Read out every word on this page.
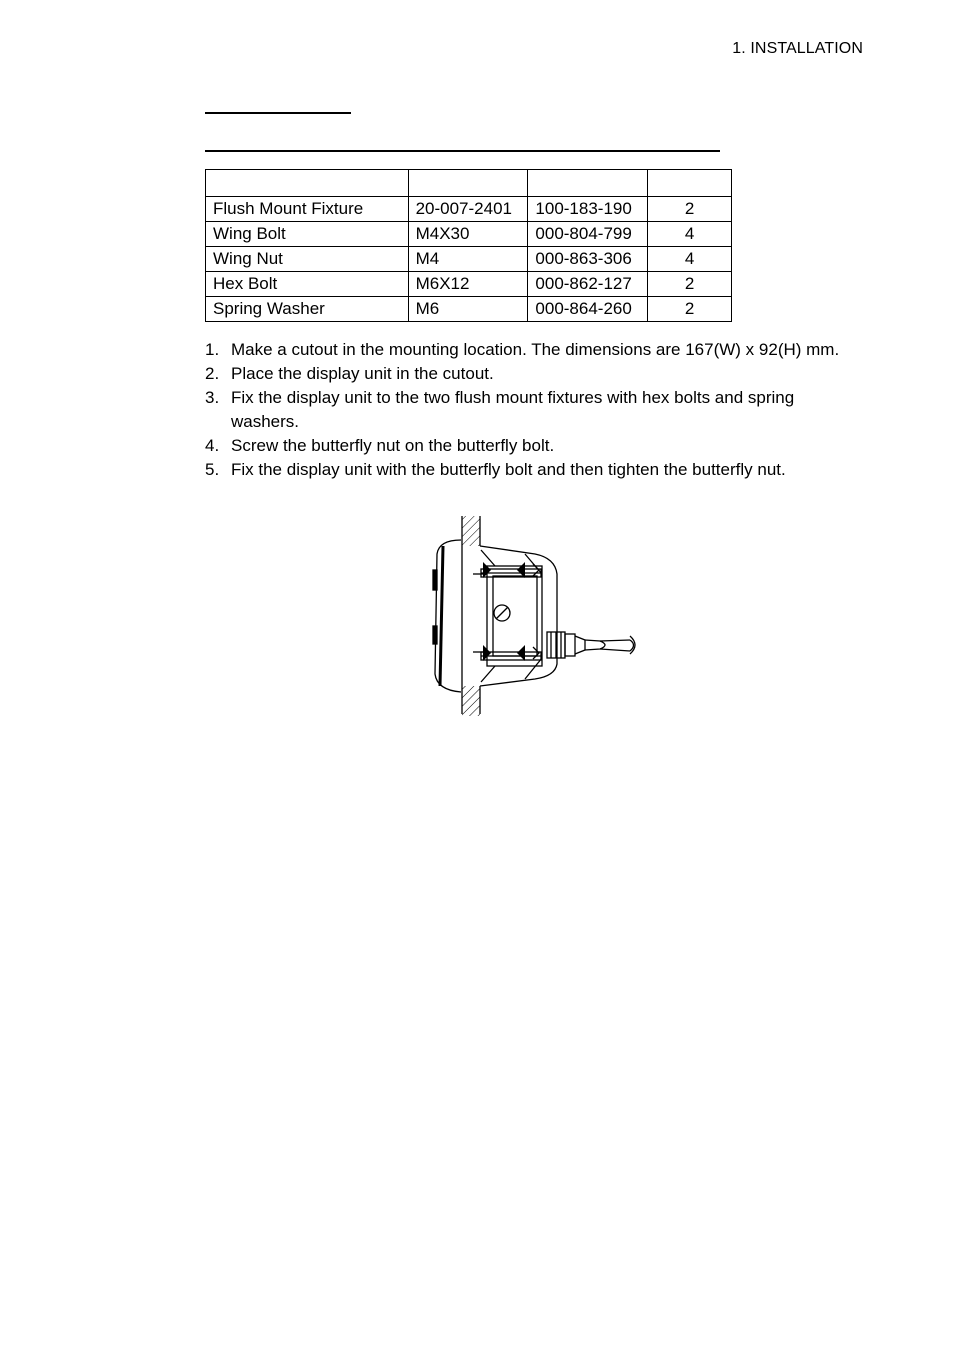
1. INSTALLATION

Flush Mount Fixture	20-007-2401	100-183-190	2
Wing Bolt	M4X30	000-804-799	4
Wing Nut	M4	000-863-306	4
Hex Bolt	M6X12	000-862-127	2
Spring Washer	M6	000-864-260	2
1. Make a cutout in the mounting location. The dimensions are 167(W) x 92(H) mm.
2. Place the display unit in the cutout.
3. Fix the display unit to the two flush mount fixtures with hex bolts and spring washers.
4. Screw the butterfly nut on the butterfly bolt.
5. Fix the display unit with the butterfly bolt and then tighten the butterfly nut.
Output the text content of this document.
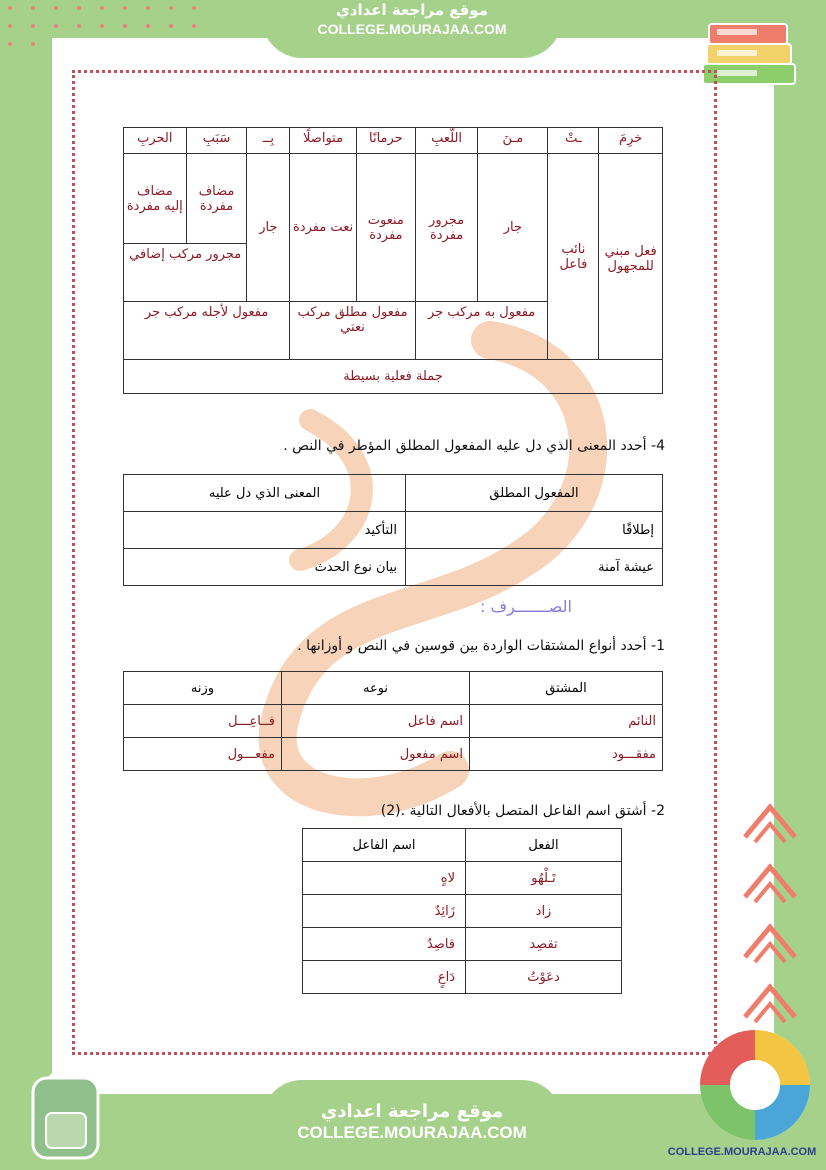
موقع مراجعة اعدادي
COLLEGE.MOURAJAA.COM
خرِمَ	ـتْ	مـنَ	اللّعبِ	حرمانًا	متواصلًا	بِــ	سَبَبِ	الحربِ
فعل مبني للمجهول	نائب فاعل	جار	مجرور مفردة	منعوت مفردة	نعت مفردة	جار	مضاف مفردة	مضاف إليه مفردة
							مجرور مركب إضافي	
		مفعول به مركب جر		مفعول مطلق مركب نعتي		مفعول لأجله مركب جر		
جملة فعلية بسيطة								
4- أحدد المعنى الذي دل عليه المفعول المطلق المؤطر في النص .
المفعول المطلق	المعنى الذي دل عليه
إطلاقًا	التأكيد
عيشة آمنة	بيان نوع الحدث
الصـــــــرف :
1- أحدد أنواع المشتقات الواردة بين قوسين في النص و أوزانها .
المشتق	نوعه	وزنه
النائم	اسم فاعل	فــاعِـــل
مفقـــود	اسم مفعول	مفعـــول
2- أشتق اسم الفاعل المتصل بالأفعال التالية .(2)
الفعل	اسم الفاعل
تَـلْهُو	لاهٍ
زاد	زَائِدٌ
تقصِد	قاصِدٌ
دعَوْتُ	دَاعٍ
موقع مراجعة اعدادي
COLLEGE.MOURAJAA.COM
COLLEGE.MOURAJAA.COM
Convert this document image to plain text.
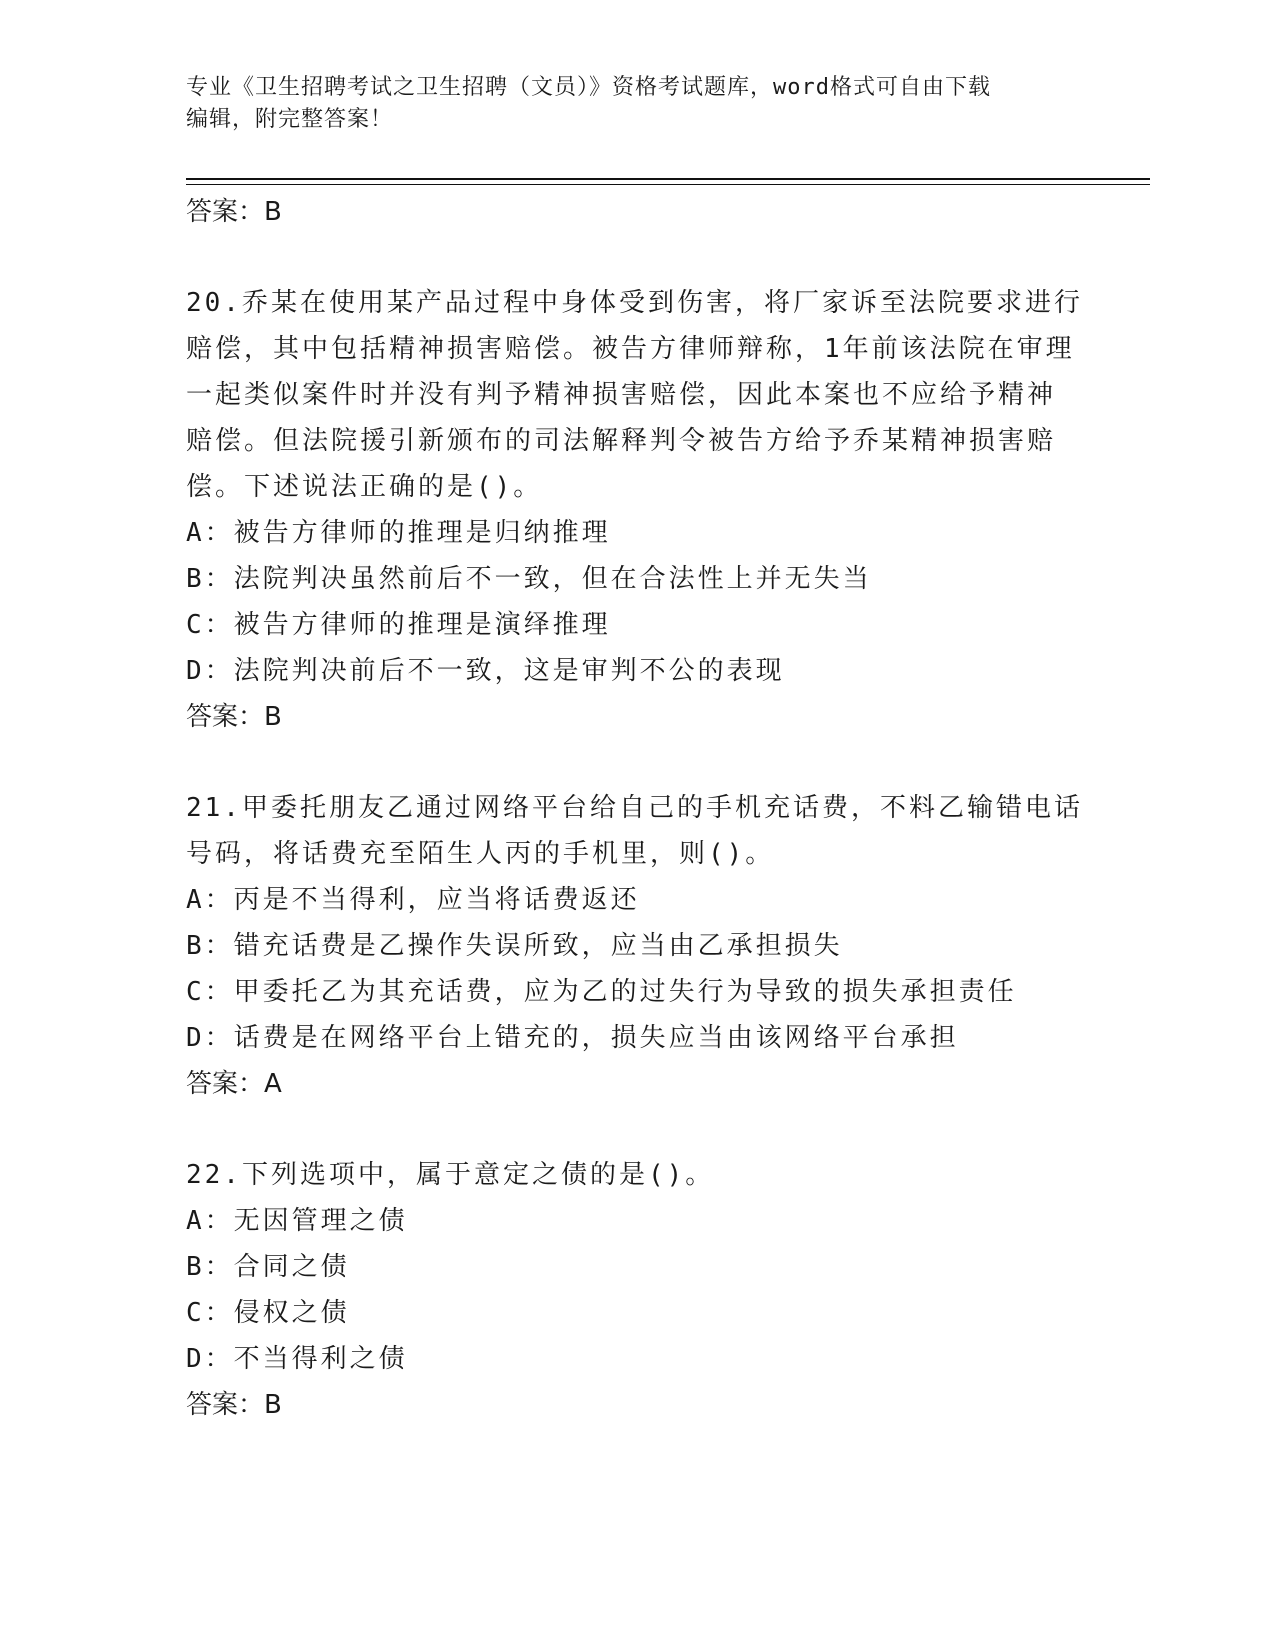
专业《卫生招聘考试之卫生招聘（文员）》资格考试题库，word格式可自由下载
编辑，附完整答案！
答案：B
20.乔某在使用某产品过程中身体受到伤害，将厂家诉至法院要求进行
赔偿，其中包括精神损害赔偿。被告方律师辩称，1年前该法院在审理
一起类似案件时并没有判予精神损害赔偿，因此本案也不应给予精神
赔偿。但法院援引新颁布的司法解释判令被告方给予乔某精神损害赔
偿。下述说法正确的是()。
A：被告方律师的推理是归纳推理
B：法院判决虽然前后不一致，但在合法性上并无失当
C：被告方律师的推理是演绎推理
D：法院判决前后不一致，这是审判不公的表现
答案：B
21.甲委托朋友乙通过网络平台给自己的手机充话费，不料乙输错电话
号码，将话费充至陌生人丙的手机里，则()。
A：丙是不当得利，应当将话费返还
B：错充话费是乙操作失误所致，应当由乙承担损失
C：甲委托乙为其充话费，应为乙的过失行为导致的损失承担责任
D：话费是在网络平台上错充的，损失应当由该网络平台承担
答案：A
22.下列选项中，属于意定之债的是()。
A：无因管理之债
B：合同之债
C：侵权之债
D：不当得利之债
答案：B
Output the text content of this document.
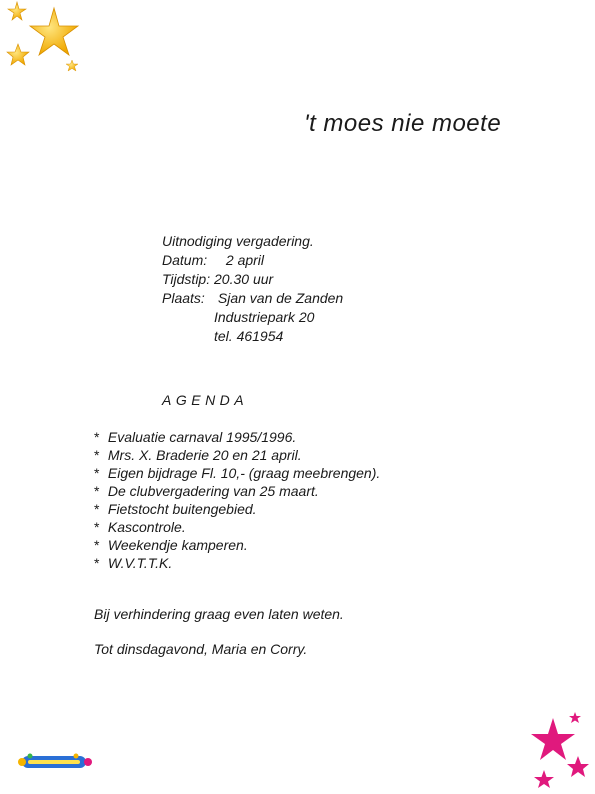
't moes nie moete
Uitnodiging vergadering.
Datum: 2 april
Tijdstip: 20.30 uur
Plaats: Sjan van de Zanden
Industriepark 20
tel. 461954
AGENDA
* Evaluatie carnaval 1995/1996.
* Mrs. X. Braderie 20 en 21 april.
* Eigen bijdrage Fl. 10,- (graag meebrengen).
* De clubvergadering van 25 maart.
* Fietstocht buitengebied.
* Kascontrole.
* Weekendje kamperen.
* W.V.T.T.K.
Bij verhindering graag even laten weten.
Tot dinsdagavond, Maria en Corry.
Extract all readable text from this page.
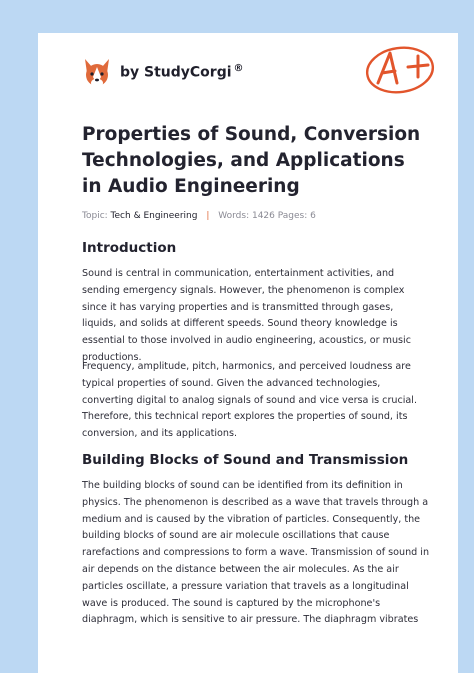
by StudyCorgi ®
A+
Properties of Sound, Conversion Technologies, and Applications in Audio Engineering
Topic: Tech & Engineering | Words: 1426 Pages: 6
Introduction

Sound is central in communication, entertainment activities, and sending emergency signals. However, the phenomenon is complex since it has varying properties and is transmitted through gases, liquids, and solids at different speeds. Sound theory knowledge is essential to those involved in audio engineering, acoustics, or music productions.

Frequency, amplitude, pitch, harmonics, and perceived loudness are typical properties of sound. Given the advanced technologies, converting digital to analog signals of sound and vice versa is crucial. Therefore, this technical report explores the properties of sound, its conversion, and its applications.

Building Blocks of Sound and Transmission

The building blocks of sound can be identified from its definition in physics. The phenomenon is described as a wave that travels through a medium and is caused by the vibration of particles. Consequently, the building blocks of sound are air molecule oscillations that cause rarefactions and compressions to form a wave. Transmission of sound in air depends on the distance between the air molecules. As the air particles oscillate, a pressure variation that travels as a longitudinal wave is produced. The sound is captured by the microphone's diaphragm, which is sensitive to air pressure. The diaphragm vibrates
+---+
TASK TO COMPLETE
Give every line above again exactly, with no pictures.

RIGHT ANSWER
Read out every word on this page.
1. INSTALLATION

Flush Mount Fixture	20-007-2401	100-183-190	2
Wing Bolt	M4X30	000-804-799	4
Wing Nut	M4	000-863-306	4
Hex Bolt	M6X12	000-862-127	2
Spring Washer	M6	000-864-260	2
1. Make a cutout in the mounting location. The dimensions are 167(W) x 92(H) mm.
2. Place the display unit in the cutout.
3. Fix the display unit to the two flush mount fixtures with hex bolts and spring washers.
4. Screw the butterfly nut on the butterfly bolt.
5. Fix the display unit with the butterfly bolt and then tighten the butterfly nut.
Output the text content of this document.
موقع مراجعة اعدادي
COLLEGE.MOURAJAA.COM
خرِمَ	ـتْ	مـنَ	اللّعبِ	حرمانًا	متواصلًا	بِــ	سَبَبِ	الحربِ
فعل مبني للمجهول	نائب فاعل	جار	مجرور مفردة	منعوت مفردة	نعت مفردة	جار	مضاف مفردة	مضاف إليه مفردة
							مجرور مركب إضافي	
		مفعول به مركب جر		مفعول مطلق مركب نعتي		مفعول لأجله مركب جر		
جملة فعلية بسيطة								
4- أحدد المعنى الذي دل عليه المفعول المطلق المؤطر في النص .
المفعول المطلق	المعنى الذي دل عليه
إطلاقًا	التأكيد
عيشة آمنة	بيان نوع الحدث
الصـــــــرف :
1- أحدد أنواع المشتقات الواردة بين قوسين في النص و أوزانها .
المشتق	نوعه	وزنه
النائم	اسم فاعل	فــاعِـــل
مفقـــود	اسم مفعول	مفعـــول
2- أشتق اسم الفاعل المتصل بالأفعال التالية .(2)
الفعل	اسم الفاعل
تَـلْهُو	لاهٍ
زاد	زَائِدٌ
تقصِد	قاصِدٌ
دعَوْتُ	دَاعٍ
موقع مراجعة اعدادي
COLLEGE.MOURAJAA.COM
COLLEGE.MOURAJAA.COM
Convert this document image to plain text.
专业《卫生招聘考试之卫生招聘（文员）》资格考试题库，word格式可自由下载
编辑，附完整答案！
答案：B
20.乔某在使用某产品过程中身体受到伤害，将厂家诉至法院要求进行
赔偿，其中包括精神损害赔偿。被告方律师辩称，1年前该法院在审理
一起类似案件时并没有判予精神损害赔偿，因此本案也不应给予精神
赔偿。但法院援引新颁布的司法解释判令被告方给予乔某精神损害赔
偿。下述说法正确的是()。
A：被告方律师的推理是归纳推理
B：法院判决虽然前后不一致，但在合法性上并无失当
C：被告方律师的推理是演绎推理
D：法院判决前后不一致，这是审判不公的表现
答案：B
21.甲委托朋友乙通过网络平台给自己的手机充话费，不料乙输错电话
号码，将话费充至陌生人丙的手机里，则()。
A：丙是不当得利，应当将话费返还
B：错充话费是乙操作失误所致，应当由乙承担损失
C：甲委托乙为其充话费，应为乙的过失行为导致的损失承担责任
D：话费是在网络平台上错充的，损失应当由该网络平台承担
答案：A
22.下列选项中，属于意定之债的是()。
A：无因管理之债
B：合同之债
C：侵权之债
D：不当得利之债
答案：B
Output the text content of this document.
't moes nie moete
Uitnodiging vergadering.
Datum: 2 april
Tijdstip: 20.30 uur
Plaats: Sjan van de Zanden
Industriepark 20
tel. 461954
AGENDA
* Evaluatie carnaval 1995/1996.
* Mrs. X. Braderie 20 en 21 april.
* Eigen bijdrage Fl. 10,- (graag meebrengen).
* De clubvergadering van 25 maart.
* Fietstocht buitengebied.
* Kascontrole.
* Weekendje kamperen.
* W.V.T.T.K.
Bij verhindering graag even laten weten.
Tot dinsdagavond, Maria en Corry.
Extract all readable text from this page.
by StudyCorgi ®
A+
Properties of Sound, Conversion Technologies, and Applications in Audio Engineering
Topic: Tech & Engineering | Words: 1426 Pages: 6
Introduction

Sound is central in communication, entertainment activities, and sending emergency signals. However, the phenomenon is complex since it has varying properties and is transmitted through gases, liquids, and solids at different speeds. Sound theory knowledge is essential to those involved in audio engineering, acoustics, or music productions.

Frequency, amplitude, pitch, harmonics, and perceived loudness are typical properties of sound. Given the advanced technologies, converting digital to analog signals of sound and vice versa is crucial. Therefore, this technical report explores the properties of sound, its conversion, and its applications.

Building Blocks of Sound and Transmission

The building blocks of sound can be identified from its definition in physics. The phenomenon is described as a wave that travels through a medium and is caused by the vibration of particles. Consequently, the building blocks of sound are air molecule oscillations that cause rarefactions and compressions to form a wave. Transmission of sound in air depends on the distance between the air molecules. As the air particles oscillate, a pressure variation that travels as a longitudinal wave is produced. The sound is captured by the microphone's diaphragm, which is sensitive to air pressure. The diaphragm vibrates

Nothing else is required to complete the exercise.